● Challenge:
Return each line that holds the word "Daily".

>> START Data for processing

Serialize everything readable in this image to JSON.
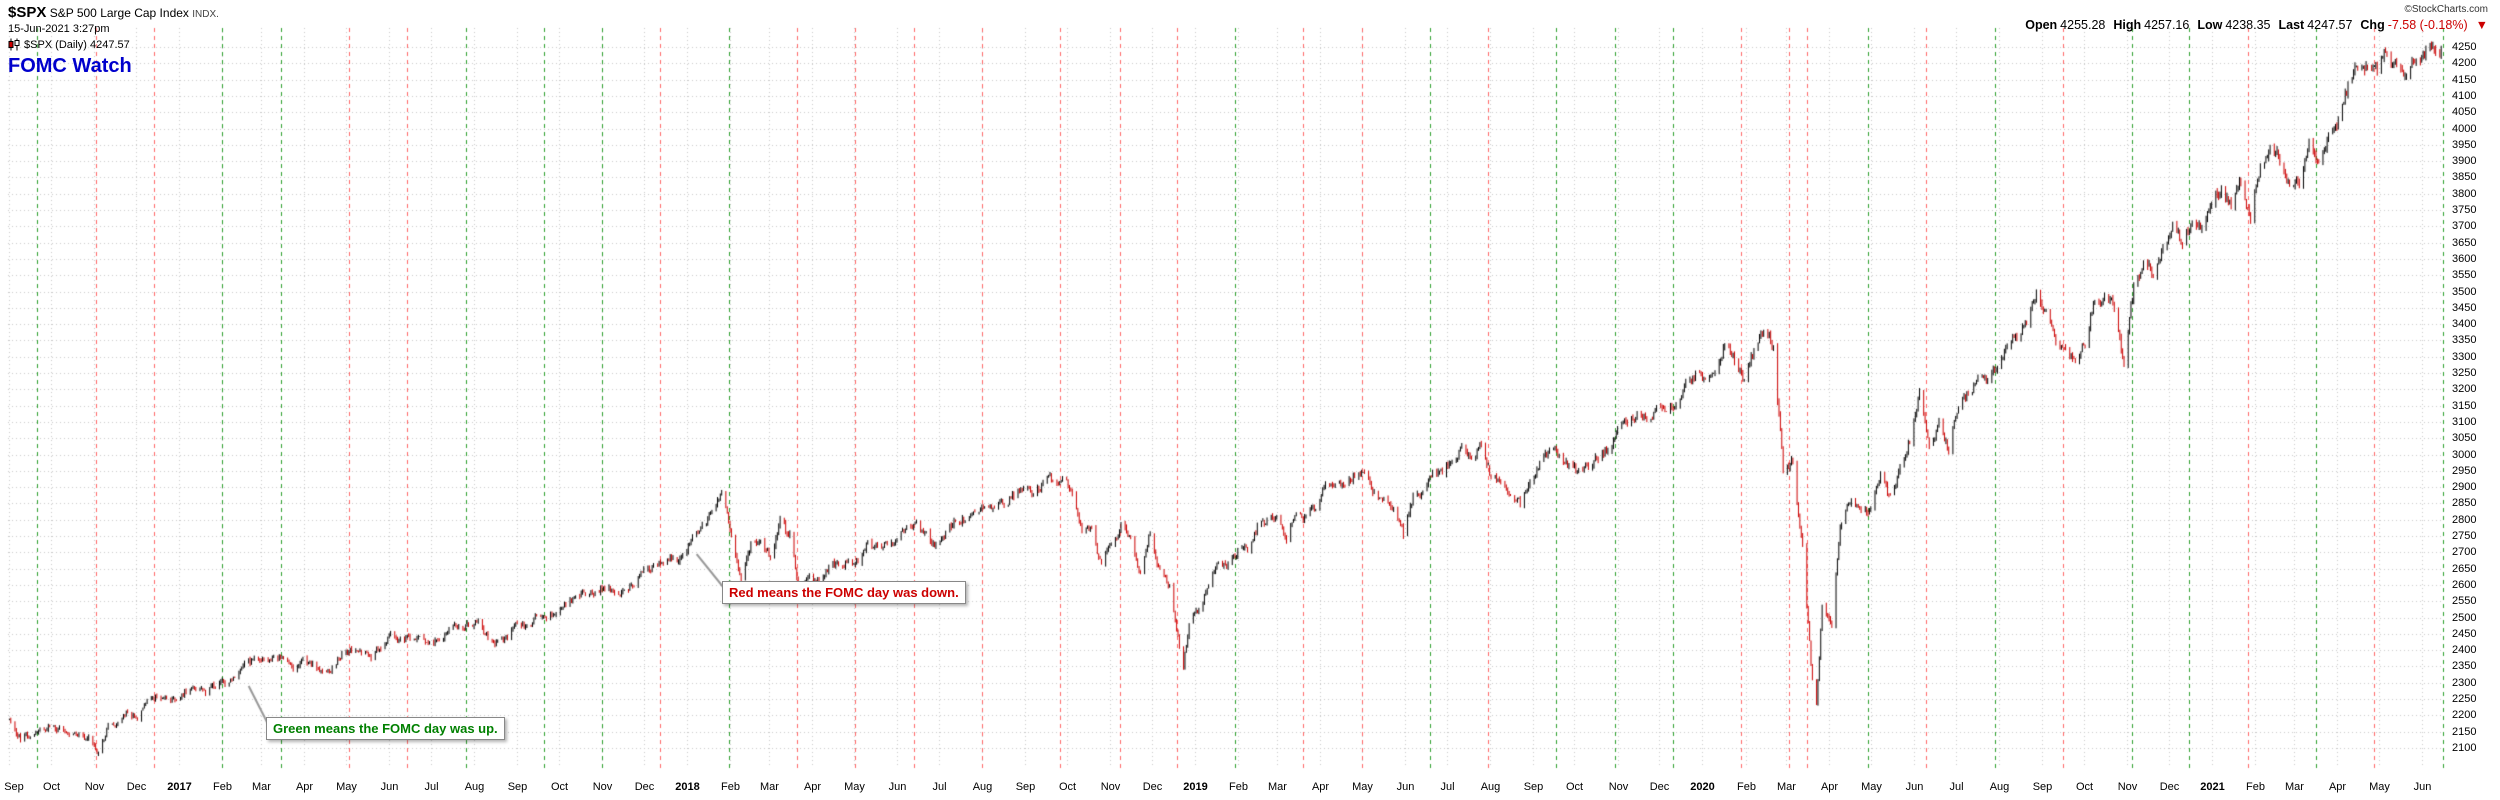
{
  "header": {
    "symbol": "$SPX",
    "name": "S&P 500 Large Cap Index",
    "exchange": "INDX.",
    "datetime": "15-Jun-2021 3:27pm",
    "legend": "$SPX (Daily) 4247.57",
    "title": "FOMC Watch",
    "copyright": "©StockCharts.com",
    "quote": {
      "open_label": "Open",
      "open": "4255.28",
      "high_label": "High",
      "high": "4257.16",
      "low_label": "Low",
      "low": "4238.35",
      "last_label": "Last",
      "last": "4247.57",
      "chg_label": "Chg",
      "chg": "-7.58 (-0.18%)",
      "chg_arrow": "▼"
    }
  },
  "annotations": {
    "red_note": "Red means the FOMC day was down.",
    "green_note": "Green means the FOMC day was up.",
    "red_anchor": {
      "date": "2018-01-08",
      "price": 2695
    },
    "green_anchor": {
      "date": "2017-02-20",
      "price": 2290
    }
  },
  "colors": {
    "title": "#0000cc",
    "bar_up": "#000000",
    "bar_down": "#cc0000",
    "fomc_up": "#2ca02c",
    "fomc_down": "#ff6666",
    "grid": "#c8c8c8",
    "note_down": "#cc0000",
    "note_up": "#008000",
    "negative": "#cc0000"
  },
  "chart_data": {
    "type": "candlestick",
    "title": "FOMC Watch",
    "series_name": "$SPX (Daily)",
    "last": 4247.57,
    "first_date": "2016-09-01",
    "last_date": "2021-06-15",
    "x_range": [
      "2016-08-31",
      "2021-06-17"
    ],
    "y_axis": {
      "min": 2100,
      "max": 4250,
      "ticks": [
        4250,
        4200,
        4150,
        4100,
        4050,
        4000,
        3950,
        3900,
        3850,
        3800,
        3750,
        3700,
        3650,
        3600,
        3550,
        3500,
        3450,
        3400,
        3350,
        3300,
        3250,
        3200,
        3150,
        3100,
        3050,
        3000,
        2950,
        2900,
        2850,
        2800,
        2750,
        2700,
        2650,
        2600,
        2550,
        2500,
        2450,
        2400,
        2350,
        2300,
        2250,
        2200,
        2150,
        2100
      ]
    },
    "x_tick_labels": [
      "Sep",
      "Oct",
      "Nov",
      "Dec",
      "2017",
      "Feb",
      "Mar",
      "Apr",
      "May",
      "Jun",
      "Jul",
      "Aug",
      "Sep",
      "Oct",
      "Nov",
      "Dec",
      "2018",
      "Feb",
      "Mar",
      "Apr",
      "May",
      "Jun",
      "Jul",
      "Aug",
      "Sep",
      "Oct",
      "Nov",
      "Dec",
      "2019",
      "Feb",
      "Mar",
      "Apr",
      "May",
      "Jun",
      "Jul",
      "Aug",
      "Sep",
      "Oct",
      "Nov",
      "Dec",
      "2020",
      "Feb",
      "Mar",
      "Apr",
      "May",
      "Jun",
      "Jul",
      "Aug",
      "Sep",
      "Oct",
      "Nov",
      "Dec",
      "2021",
      "Feb",
      "Mar",
      "Apr",
      "May",
      "Jun"
    ],
    "fomc_days": [
      [
        "2016-09-21",
        "up"
      ],
      [
        "2016-11-02",
        "down"
      ],
      [
        "2016-12-14",
        "down"
      ],
      [
        "2017-02-01",
        "up"
      ],
      [
        "2017-03-15",
        "up"
      ],
      [
        "2017-05-03",
        "down"
      ],
      [
        "2017-06-14",
        "down"
      ],
      [
        "2017-07-26",
        "up"
      ],
      [
        "2017-09-20",
        "up"
      ],
      [
        "2017-11-01",
        "up"
      ],
      [
        "2017-12-13",
        "down"
      ],
      [
        "2018-01-31",
        "up"
      ],
      [
        "2018-03-21",
        "down"
      ],
      [
        "2018-05-02",
        "down"
      ],
      [
        "2018-06-13",
        "down"
      ],
      [
        "2018-08-01",
        "down"
      ],
      [
        "2018-09-26",
        "down"
      ],
      [
        "2018-11-08",
        "down"
      ],
      [
        "2018-12-19",
        "down"
      ],
      [
        "2019-01-30",
        "up"
      ],
      [
        "2019-03-20",
        "down"
      ],
      [
        "2019-05-01",
        "down"
      ],
      [
        "2019-06-19",
        "up"
      ],
      [
        "2019-07-31",
        "down"
      ],
      [
        "2019-09-18",
        "up"
      ],
      [
        "2019-10-30",
        "up"
      ],
      [
        "2019-12-11",
        "up"
      ],
      [
        "2020-01-29",
        "down"
      ],
      [
        "2020-03-03",
        "down"
      ],
      [
        "2020-03-16",
        "down"
      ],
      [
        "2020-04-29",
        "up"
      ],
      [
        "2020-06-10",
        "down"
      ],
      [
        "2020-07-29",
        "up"
      ],
      [
        "2020-09-16",
        "down"
      ],
      [
        "2020-11-05",
        "up"
      ],
      [
        "2020-12-16",
        "up"
      ],
      [
        "2021-01-27",
        "down"
      ],
      [
        "2021-03-17",
        "up"
      ],
      [
        "2021-04-28",
        "down"
      ],
      [
        "2021-06-16",
        "up"
      ]
    ],
    "weekly_closes": [
      [
        "2016-09-02",
        2180
      ],
      [
        "2016-09-09",
        2128
      ],
      [
        "2016-09-16",
        2139
      ],
      [
        "2016-09-23",
        2165
      ],
      [
        "2016-09-30",
        2168
      ],
      [
        "2016-10-07",
        2154
      ],
      [
        "2016-10-14",
        2133
      ],
      [
        "2016-10-21",
        2141
      ],
      [
        "2016-10-28",
        2126
      ],
      [
        "2016-11-04",
        2085
      ],
      [
        "2016-11-11",
        2164
      ],
      [
        "2016-11-18",
        2182
      ],
      [
        "2016-11-25",
        2213
      ],
      [
        "2016-12-02",
        2192
      ],
      [
        "2016-12-09",
        2260
      ],
      [
        "2016-12-16",
        2258
      ],
      [
        "2016-12-23",
        2264
      ],
      [
        "2016-12-30",
        2239
      ],
      [
        "2017-01-06",
        2277
      ],
      [
        "2017-01-13",
        2275
      ],
      [
        "2017-01-20",
        2271
      ],
      [
        "2017-01-27",
        2295
      ],
      [
        "2017-02-03",
        2297
      ],
      [
        "2017-02-10",
        2316
      ],
      [
        "2017-02-17",
        2351
      ],
      [
        "2017-02-24",
        2367
      ],
      [
        "2017-03-03",
        2383
      ],
      [
        "2017-03-10",
        2373
      ],
      [
        "2017-03-17",
        2378
      ],
      [
        "2017-03-24",
        2344
      ],
      [
        "2017-03-31",
        2363
      ],
      [
        "2017-04-07",
        2356
      ],
      [
        "2017-04-13",
        2329
      ],
      [
        "2017-04-21",
        2349
      ],
      [
        "2017-04-28",
        2384
      ],
      [
        "2017-05-05",
        2399
      ],
      [
        "2017-05-12",
        2391
      ],
      [
        "2017-05-19",
        2382
      ],
      [
        "2017-05-26",
        2416
      ],
      [
        "2017-06-02",
        2439
      ],
      [
        "2017-06-09",
        2432
      ],
      [
        "2017-06-16",
        2433
      ],
      [
        "2017-06-23",
        2438
      ],
      [
        "2017-06-30",
        2423
      ],
      [
        "2017-07-07",
        2425
      ],
      [
        "2017-07-14",
        2459
      ],
      [
        "2017-07-21",
        2473
      ],
      [
        "2017-07-28",
        2472
      ],
      [
        "2017-08-04",
        2477
      ],
      [
        "2017-08-11",
        2441
      ],
      [
        "2017-08-18",
        2426
      ],
      [
        "2017-08-25",
        2443
      ],
      [
        "2017-09-01",
        2477
      ],
      [
        "2017-09-08",
        2461
      ],
      [
        "2017-09-15",
        2500
      ],
      [
        "2017-09-22",
        2502
      ],
      [
        "2017-09-29",
        2519
      ],
      [
        "2017-10-06",
        2549
      ],
      [
        "2017-10-13",
        2553
      ],
      [
        "2017-10-20",
        2575
      ],
      [
        "2017-10-27",
        2581
      ],
      [
        "2017-11-03",
        2588
      ],
      [
        "2017-11-10",
        2582
      ],
      [
        "2017-11-17",
        2579
      ],
      [
        "2017-11-24",
        2602
      ],
      [
        "2017-12-01",
        2642
      ],
      [
        "2017-12-08",
        2652
      ],
      [
        "2017-12-15",
        2676
      ],
      [
        "2017-12-22",
        2683
      ],
      [
        "2017-12-29",
        2674
      ],
      [
        "2018-01-05",
        2743
      ],
      [
        "2018-01-12",
        2786
      ],
      [
        "2018-01-19",
        2810
      ],
      [
        "2018-01-26",
        2873
      ],
      [
        "2018-02-02",
        2762
      ],
      [
        "2018-02-09",
        2620
      ],
      [
        "2018-02-16",
        2732
      ],
      [
        "2018-02-23",
        2747
      ],
      [
        "2018-03-02",
        2691
      ],
      [
        "2018-03-09",
        2787
      ],
      [
        "2018-03-16",
        2752
      ],
      [
        "2018-03-23",
        2588
      ],
      [
        "2018-03-29",
        2641
      ],
      [
        "2018-04-06",
        2605
      ],
      [
        "2018-04-13",
        2656
      ],
      [
        "2018-04-20",
        2670
      ],
      [
        "2018-04-27",
        2670
      ],
      [
        "2018-05-04",
        2663
      ],
      [
        "2018-05-11",
        2728
      ],
      [
        "2018-05-18",
        2713
      ],
      [
        "2018-05-25",
        2721
      ],
      [
        "2018-06-01",
        2735
      ],
      [
        "2018-06-08",
        2779
      ],
      [
        "2018-06-15",
        2780
      ],
      [
        "2018-06-22",
        2755
      ],
      [
        "2018-06-29",
        2718
      ],
      [
        "2018-07-06",
        2760
      ],
      [
        "2018-07-13",
        2801
      ],
      [
        "2018-07-20",
        2802
      ],
      [
        "2018-07-27",
        2819
      ],
      [
        "2018-08-03",
        2840
      ],
      [
        "2018-08-10",
        2833
      ],
      [
        "2018-08-17",
        2850
      ],
      [
        "2018-08-24",
        2875
      ],
      [
        "2018-08-31",
        2902
      ],
      [
        "2018-09-07",
        2872
      ],
      [
        "2018-09-14",
        2905
      ],
      [
        "2018-09-21",
        2930
      ],
      [
        "2018-09-28",
        2914
      ],
      [
        "2018-10-05",
        2886
      ],
      [
        "2018-10-12",
        2767
      ],
      [
        "2018-10-19",
        2768
      ],
      [
        "2018-10-26",
        2659
      ],
      [
        "2018-11-02",
        2723
      ],
      [
        "2018-11-09",
        2781
      ],
      [
        "2018-11-16",
        2736
      ],
      [
        "2018-11-23",
        2633
      ],
      [
        "2018-11-30",
        2760
      ],
      [
        "2018-12-07",
        2633
      ],
      [
        "2018-12-14",
        2600
      ],
      [
        "2018-12-21",
        2417
      ],
      [
        "2018-12-24",
        2351
      ],
      [
        "2018-12-28",
        2486
      ],
      [
        "2019-01-04",
        2532
      ],
      [
        "2019-01-11",
        2596
      ],
      [
        "2019-01-18",
        2671
      ],
      [
        "2019-01-25",
        2665
      ],
      [
        "2019-02-01",
        2707
      ],
      [
        "2019-02-08",
        2708
      ],
      [
        "2019-02-15",
        2776
      ],
      [
        "2019-02-22",
        2793
      ],
      [
        "2019-03-01",
        2803
      ],
      [
        "2019-03-08",
        2743
      ],
      [
        "2019-03-15",
        2822
      ],
      [
        "2019-03-22",
        2801
      ],
      [
        "2019-03-29",
        2834
      ],
      [
        "2019-04-05",
        2893
      ],
      [
        "2019-04-12",
        2907
      ],
      [
        "2019-04-18",
        2905
      ],
      [
        "2019-04-26",
        2940
      ],
      [
        "2019-05-03",
        2946
      ],
      [
        "2019-05-10",
        2881
      ],
      [
        "2019-05-17",
        2860
      ],
      [
        "2019-05-24",
        2826
      ],
      [
        "2019-05-31",
        2752
      ],
      [
        "2019-06-07",
        2873
      ],
      [
        "2019-06-14",
        2887
      ],
      [
        "2019-06-21",
        2950
      ],
      [
        "2019-06-28",
        2942
      ],
      [
        "2019-07-05",
        2990
      ],
      [
        "2019-07-12",
        3014
      ],
      [
        "2019-07-19",
        2977
      ],
      [
        "2019-07-26",
        3026
      ],
      [
        "2019-08-02",
        2932
      ],
      [
        "2019-08-09",
        2919
      ],
      [
        "2019-08-16",
        2889
      ],
      [
        "2019-08-23",
        2847
      ],
      [
        "2019-08-30",
        2926
      ],
      [
        "2019-09-06",
        2979
      ],
      [
        "2019-09-13",
        3007
      ],
      [
        "2019-09-20",
        2992
      ],
      [
        "2019-09-27",
        2962
      ],
      [
        "2019-10-04",
        2952
      ],
      [
        "2019-10-11",
        2970
      ],
      [
        "2019-10-18",
        2986
      ],
      [
        "2019-10-25",
        3023
      ],
      [
        "2019-11-01",
        3067
      ],
      [
        "2019-11-08",
        3093
      ],
      [
        "2019-11-15",
        3120
      ],
      [
        "2019-11-22",
        3110
      ],
      [
        "2019-11-29",
        3141
      ],
      [
        "2019-12-06",
        3146
      ],
      [
        "2019-12-13",
        3169
      ],
      [
        "2019-12-20",
        3221
      ],
      [
        "2019-12-27",
        3240
      ],
      [
        "2020-01-03",
        3235
      ],
      [
        "2020-01-10",
        3265
      ],
      [
        "2020-01-17",
        3330
      ],
      [
        "2020-01-24",
        3296
      ],
      [
        "2020-01-31",
        3226
      ],
      [
        "2020-02-07",
        3328
      ],
      [
        "2020-02-14",
        3380
      ],
      [
        "2020-02-21",
        3338
      ],
      [
        "2020-02-28",
        2954
      ],
      [
        "2020-03-06",
        2972
      ],
      [
        "2020-03-13",
        2711
      ],
      [
        "2020-03-20",
        2305
      ],
      [
        "2020-03-23",
        2237
      ],
      [
        "2020-03-27",
        2541
      ],
      [
        "2020-04-03",
        2489
      ],
      [
        "2020-04-09",
        2790
      ],
      [
        "2020-04-17",
        2875
      ],
      [
        "2020-04-24",
        2837
      ],
      [
        "2020-05-01",
        2831
      ],
      [
        "2020-05-08",
        2930
      ],
      [
        "2020-05-15",
        2864
      ],
      [
        "2020-05-22",
        2955
      ],
      [
        "2020-05-29",
        3044
      ],
      [
        "2020-06-05",
        3194
      ],
      [
        "2020-06-12",
        3041
      ],
      [
        "2020-06-19",
        3098
      ],
      [
        "2020-06-26",
        3009
      ],
      [
        "2020-07-02",
        3130
      ],
      [
        "2020-07-10",
        3185
      ],
      [
        "2020-07-17",
        3225
      ],
      [
        "2020-07-24",
        3216
      ],
      [
        "2020-07-31",
        3271
      ],
      [
        "2020-08-07",
        3351
      ],
      [
        "2020-08-14",
        3373
      ],
      [
        "2020-08-21",
        3397
      ],
      [
        "2020-08-28",
        3508
      ],
      [
        "2020-09-04",
        3427
      ],
      [
        "2020-09-11",
        3341
      ],
      [
        "2020-09-18",
        3319
      ],
      [
        "2020-09-25",
        3298
      ],
      [
        "2020-10-02",
        3348
      ],
      [
        "2020-10-09",
        3477
      ],
      [
        "2020-10-16",
        3484
      ],
      [
        "2020-10-23",
        3465
      ],
      [
        "2020-10-30",
        3270
      ],
      [
        "2020-11-06",
        3509
      ],
      [
        "2020-11-13",
        3585
      ],
      [
        "2020-11-20",
        3558
      ],
      [
        "2020-11-27",
        3638
      ],
      [
        "2020-12-04",
        3699
      ],
      [
        "2020-12-11",
        3663
      ],
      [
        "2020-12-18",
        3709
      ],
      [
        "2020-12-24",
        3703
      ],
      [
        "2020-12-31",
        3756
      ],
      [
        "2021-01-08",
        3825
      ],
      [
        "2021-01-15",
        3768
      ],
      [
        "2021-01-22",
        3841
      ],
      [
        "2021-01-29",
        3714
      ],
      [
        "2021-02-05",
        3887
      ],
      [
        "2021-02-12",
        3935
      ],
      [
        "2021-02-19",
        3907
      ],
      [
        "2021-02-26",
        3811
      ],
      [
        "2021-03-05",
        3842
      ],
      [
        "2021-03-12",
        3943
      ],
      [
        "2021-03-19",
        3913
      ],
      [
        "2021-03-26",
        3975
      ],
      [
        "2021-04-01",
        4020
      ],
      [
        "2021-04-09",
        4129
      ],
      [
        "2021-04-16",
        4185
      ],
      [
        "2021-04-23",
        4180
      ],
      [
        "2021-04-30",
        4181
      ],
      [
        "2021-05-07",
        4233
      ],
      [
        "2021-05-14",
        4174
      ],
      [
        "2021-05-21",
        4156
      ],
      [
        "2021-05-28",
        4204
      ],
      [
        "2021-06-04",
        4230
      ],
      [
        "2021-06-11",
        4247
      ],
      [
        "2021-06-15",
        4247.57
      ]
    ]
  }
}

>> END Data for processing

● Answer:
    "legend": "$SPX (Daily) 4247.57",
    "series_name": "$SPX (Daily)",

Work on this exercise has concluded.